▶ [What is asked]
Go through the entries one line at a time, and gather every line that has the word "Thoát".
Start of Available data
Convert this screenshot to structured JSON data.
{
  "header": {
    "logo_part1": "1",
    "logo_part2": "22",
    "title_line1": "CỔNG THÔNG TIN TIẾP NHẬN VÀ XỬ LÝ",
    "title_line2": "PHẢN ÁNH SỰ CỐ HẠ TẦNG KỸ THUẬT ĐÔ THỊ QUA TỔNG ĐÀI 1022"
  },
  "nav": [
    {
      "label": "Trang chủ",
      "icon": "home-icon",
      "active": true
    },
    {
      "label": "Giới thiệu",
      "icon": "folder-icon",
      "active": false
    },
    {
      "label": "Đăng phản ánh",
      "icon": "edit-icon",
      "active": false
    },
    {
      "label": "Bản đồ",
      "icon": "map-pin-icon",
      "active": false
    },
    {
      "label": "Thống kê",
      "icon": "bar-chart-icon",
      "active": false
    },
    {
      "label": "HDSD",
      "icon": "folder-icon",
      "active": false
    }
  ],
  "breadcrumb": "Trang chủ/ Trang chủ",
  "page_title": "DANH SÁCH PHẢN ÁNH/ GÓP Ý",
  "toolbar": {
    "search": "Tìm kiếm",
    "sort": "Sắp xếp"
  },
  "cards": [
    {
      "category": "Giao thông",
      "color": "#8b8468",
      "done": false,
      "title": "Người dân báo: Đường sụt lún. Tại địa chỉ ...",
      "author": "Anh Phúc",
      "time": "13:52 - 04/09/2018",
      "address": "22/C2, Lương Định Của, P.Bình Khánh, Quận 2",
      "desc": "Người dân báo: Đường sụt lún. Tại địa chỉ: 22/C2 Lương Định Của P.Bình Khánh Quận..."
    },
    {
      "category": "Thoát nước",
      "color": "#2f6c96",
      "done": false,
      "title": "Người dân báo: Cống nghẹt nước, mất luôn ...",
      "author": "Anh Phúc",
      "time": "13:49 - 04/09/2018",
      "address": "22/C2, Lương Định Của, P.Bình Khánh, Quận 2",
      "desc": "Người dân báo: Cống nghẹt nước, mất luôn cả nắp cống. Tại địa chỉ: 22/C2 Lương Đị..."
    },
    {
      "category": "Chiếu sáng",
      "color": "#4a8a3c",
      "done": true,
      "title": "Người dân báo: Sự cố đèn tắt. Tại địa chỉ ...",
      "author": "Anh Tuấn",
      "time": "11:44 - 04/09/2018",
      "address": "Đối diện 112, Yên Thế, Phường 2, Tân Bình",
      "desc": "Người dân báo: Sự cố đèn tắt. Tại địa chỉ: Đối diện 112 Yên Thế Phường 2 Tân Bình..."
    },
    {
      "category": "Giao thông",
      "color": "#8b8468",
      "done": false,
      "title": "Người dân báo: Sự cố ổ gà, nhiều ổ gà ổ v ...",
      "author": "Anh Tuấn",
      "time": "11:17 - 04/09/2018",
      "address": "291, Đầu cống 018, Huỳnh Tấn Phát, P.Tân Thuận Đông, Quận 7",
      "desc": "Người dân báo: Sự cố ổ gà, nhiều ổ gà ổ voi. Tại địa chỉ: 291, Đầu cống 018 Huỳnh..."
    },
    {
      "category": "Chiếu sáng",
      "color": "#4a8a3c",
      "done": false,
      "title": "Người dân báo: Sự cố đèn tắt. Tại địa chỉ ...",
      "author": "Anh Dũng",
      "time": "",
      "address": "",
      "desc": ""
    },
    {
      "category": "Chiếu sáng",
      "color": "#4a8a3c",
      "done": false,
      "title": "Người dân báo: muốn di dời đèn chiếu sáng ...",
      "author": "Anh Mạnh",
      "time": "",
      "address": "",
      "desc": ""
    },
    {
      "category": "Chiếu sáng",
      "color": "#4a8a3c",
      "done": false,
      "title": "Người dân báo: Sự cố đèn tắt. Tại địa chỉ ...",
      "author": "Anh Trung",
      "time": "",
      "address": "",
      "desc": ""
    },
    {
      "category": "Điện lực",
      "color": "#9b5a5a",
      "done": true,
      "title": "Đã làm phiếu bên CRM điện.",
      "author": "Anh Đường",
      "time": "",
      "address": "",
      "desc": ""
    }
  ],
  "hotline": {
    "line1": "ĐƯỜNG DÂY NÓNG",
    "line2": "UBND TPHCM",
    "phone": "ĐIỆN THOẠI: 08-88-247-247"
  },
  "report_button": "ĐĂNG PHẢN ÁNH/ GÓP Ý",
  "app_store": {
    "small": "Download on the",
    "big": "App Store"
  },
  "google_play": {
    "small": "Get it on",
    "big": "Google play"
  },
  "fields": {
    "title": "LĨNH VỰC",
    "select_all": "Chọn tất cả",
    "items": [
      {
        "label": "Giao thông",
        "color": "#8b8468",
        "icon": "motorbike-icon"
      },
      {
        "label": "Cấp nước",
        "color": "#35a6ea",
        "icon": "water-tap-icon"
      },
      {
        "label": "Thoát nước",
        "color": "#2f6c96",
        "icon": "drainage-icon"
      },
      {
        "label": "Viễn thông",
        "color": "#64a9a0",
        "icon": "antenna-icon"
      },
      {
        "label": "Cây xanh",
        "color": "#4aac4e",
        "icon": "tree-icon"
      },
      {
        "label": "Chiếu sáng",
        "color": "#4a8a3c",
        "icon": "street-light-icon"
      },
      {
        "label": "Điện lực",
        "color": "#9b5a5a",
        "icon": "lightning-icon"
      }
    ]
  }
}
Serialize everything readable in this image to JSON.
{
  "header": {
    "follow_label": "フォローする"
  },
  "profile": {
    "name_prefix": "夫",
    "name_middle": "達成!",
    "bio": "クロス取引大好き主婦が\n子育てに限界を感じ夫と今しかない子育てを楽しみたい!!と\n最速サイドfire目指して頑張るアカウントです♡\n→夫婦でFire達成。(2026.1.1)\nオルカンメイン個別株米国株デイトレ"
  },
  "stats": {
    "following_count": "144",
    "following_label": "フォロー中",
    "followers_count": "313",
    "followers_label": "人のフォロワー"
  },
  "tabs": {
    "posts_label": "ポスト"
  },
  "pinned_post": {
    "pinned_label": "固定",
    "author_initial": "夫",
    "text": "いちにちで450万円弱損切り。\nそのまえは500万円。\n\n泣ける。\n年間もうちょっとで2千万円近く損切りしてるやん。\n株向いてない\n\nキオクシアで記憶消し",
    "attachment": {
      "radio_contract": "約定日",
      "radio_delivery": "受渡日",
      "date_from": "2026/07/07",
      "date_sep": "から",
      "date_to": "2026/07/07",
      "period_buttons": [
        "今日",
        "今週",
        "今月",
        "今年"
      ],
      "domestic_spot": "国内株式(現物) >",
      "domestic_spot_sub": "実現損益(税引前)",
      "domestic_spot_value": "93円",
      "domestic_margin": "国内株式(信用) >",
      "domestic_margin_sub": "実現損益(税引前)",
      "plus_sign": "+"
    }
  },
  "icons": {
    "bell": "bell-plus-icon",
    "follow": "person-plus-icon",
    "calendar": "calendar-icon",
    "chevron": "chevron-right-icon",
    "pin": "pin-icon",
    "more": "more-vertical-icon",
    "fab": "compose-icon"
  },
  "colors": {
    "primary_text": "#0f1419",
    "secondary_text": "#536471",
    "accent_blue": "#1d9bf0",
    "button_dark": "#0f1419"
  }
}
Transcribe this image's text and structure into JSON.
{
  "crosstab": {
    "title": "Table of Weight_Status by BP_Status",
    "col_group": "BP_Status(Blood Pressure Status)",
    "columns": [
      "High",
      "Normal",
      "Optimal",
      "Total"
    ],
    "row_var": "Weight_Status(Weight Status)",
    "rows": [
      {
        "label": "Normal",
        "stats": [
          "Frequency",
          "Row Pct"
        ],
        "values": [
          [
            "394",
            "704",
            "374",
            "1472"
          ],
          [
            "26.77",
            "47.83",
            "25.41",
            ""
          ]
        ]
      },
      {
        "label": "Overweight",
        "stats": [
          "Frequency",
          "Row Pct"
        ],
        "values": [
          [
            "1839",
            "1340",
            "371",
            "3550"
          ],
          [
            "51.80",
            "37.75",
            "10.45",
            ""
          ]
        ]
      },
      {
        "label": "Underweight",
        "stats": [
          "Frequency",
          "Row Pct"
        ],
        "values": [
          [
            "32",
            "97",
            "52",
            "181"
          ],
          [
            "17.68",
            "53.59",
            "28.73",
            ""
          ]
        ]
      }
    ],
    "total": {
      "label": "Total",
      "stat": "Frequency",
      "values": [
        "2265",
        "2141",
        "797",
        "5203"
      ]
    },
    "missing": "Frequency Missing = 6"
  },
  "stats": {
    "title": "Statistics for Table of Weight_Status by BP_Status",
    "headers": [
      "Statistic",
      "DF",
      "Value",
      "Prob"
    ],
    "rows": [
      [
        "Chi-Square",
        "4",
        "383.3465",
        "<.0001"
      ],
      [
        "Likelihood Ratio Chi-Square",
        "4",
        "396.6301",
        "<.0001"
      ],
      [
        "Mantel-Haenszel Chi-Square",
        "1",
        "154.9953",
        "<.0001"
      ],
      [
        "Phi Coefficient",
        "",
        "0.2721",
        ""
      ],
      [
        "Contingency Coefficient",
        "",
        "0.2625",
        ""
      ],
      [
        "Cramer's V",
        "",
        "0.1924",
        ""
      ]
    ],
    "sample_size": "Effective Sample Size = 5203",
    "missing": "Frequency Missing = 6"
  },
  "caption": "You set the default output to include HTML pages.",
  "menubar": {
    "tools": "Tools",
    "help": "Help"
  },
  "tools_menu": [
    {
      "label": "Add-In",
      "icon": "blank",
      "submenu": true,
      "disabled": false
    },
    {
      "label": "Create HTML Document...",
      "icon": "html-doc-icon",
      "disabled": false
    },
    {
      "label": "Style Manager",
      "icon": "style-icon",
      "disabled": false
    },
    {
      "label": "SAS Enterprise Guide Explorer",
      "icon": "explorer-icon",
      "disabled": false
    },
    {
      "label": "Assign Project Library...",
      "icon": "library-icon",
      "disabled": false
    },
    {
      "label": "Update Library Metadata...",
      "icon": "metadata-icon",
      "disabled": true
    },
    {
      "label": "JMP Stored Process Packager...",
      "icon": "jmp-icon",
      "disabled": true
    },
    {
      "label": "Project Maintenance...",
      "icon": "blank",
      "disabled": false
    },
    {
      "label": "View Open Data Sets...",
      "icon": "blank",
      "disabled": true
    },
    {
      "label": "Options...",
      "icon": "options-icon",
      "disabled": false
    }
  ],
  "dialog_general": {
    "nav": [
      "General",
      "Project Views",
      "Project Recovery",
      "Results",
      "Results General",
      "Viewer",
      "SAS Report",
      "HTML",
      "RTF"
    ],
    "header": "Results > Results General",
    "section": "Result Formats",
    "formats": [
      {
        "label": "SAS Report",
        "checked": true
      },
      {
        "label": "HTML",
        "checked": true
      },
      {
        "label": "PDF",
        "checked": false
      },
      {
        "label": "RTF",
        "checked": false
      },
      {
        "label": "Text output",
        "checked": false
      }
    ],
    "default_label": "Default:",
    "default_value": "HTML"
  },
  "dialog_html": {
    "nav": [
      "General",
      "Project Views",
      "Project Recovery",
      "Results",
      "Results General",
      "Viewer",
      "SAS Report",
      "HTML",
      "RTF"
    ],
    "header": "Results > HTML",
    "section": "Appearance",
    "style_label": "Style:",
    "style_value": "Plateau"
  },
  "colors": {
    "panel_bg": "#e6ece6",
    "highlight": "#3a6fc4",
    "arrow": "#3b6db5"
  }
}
End of Available data
▶ [Worked solution]
      "category": "Thoát nước",
        "label": "Thoát nước",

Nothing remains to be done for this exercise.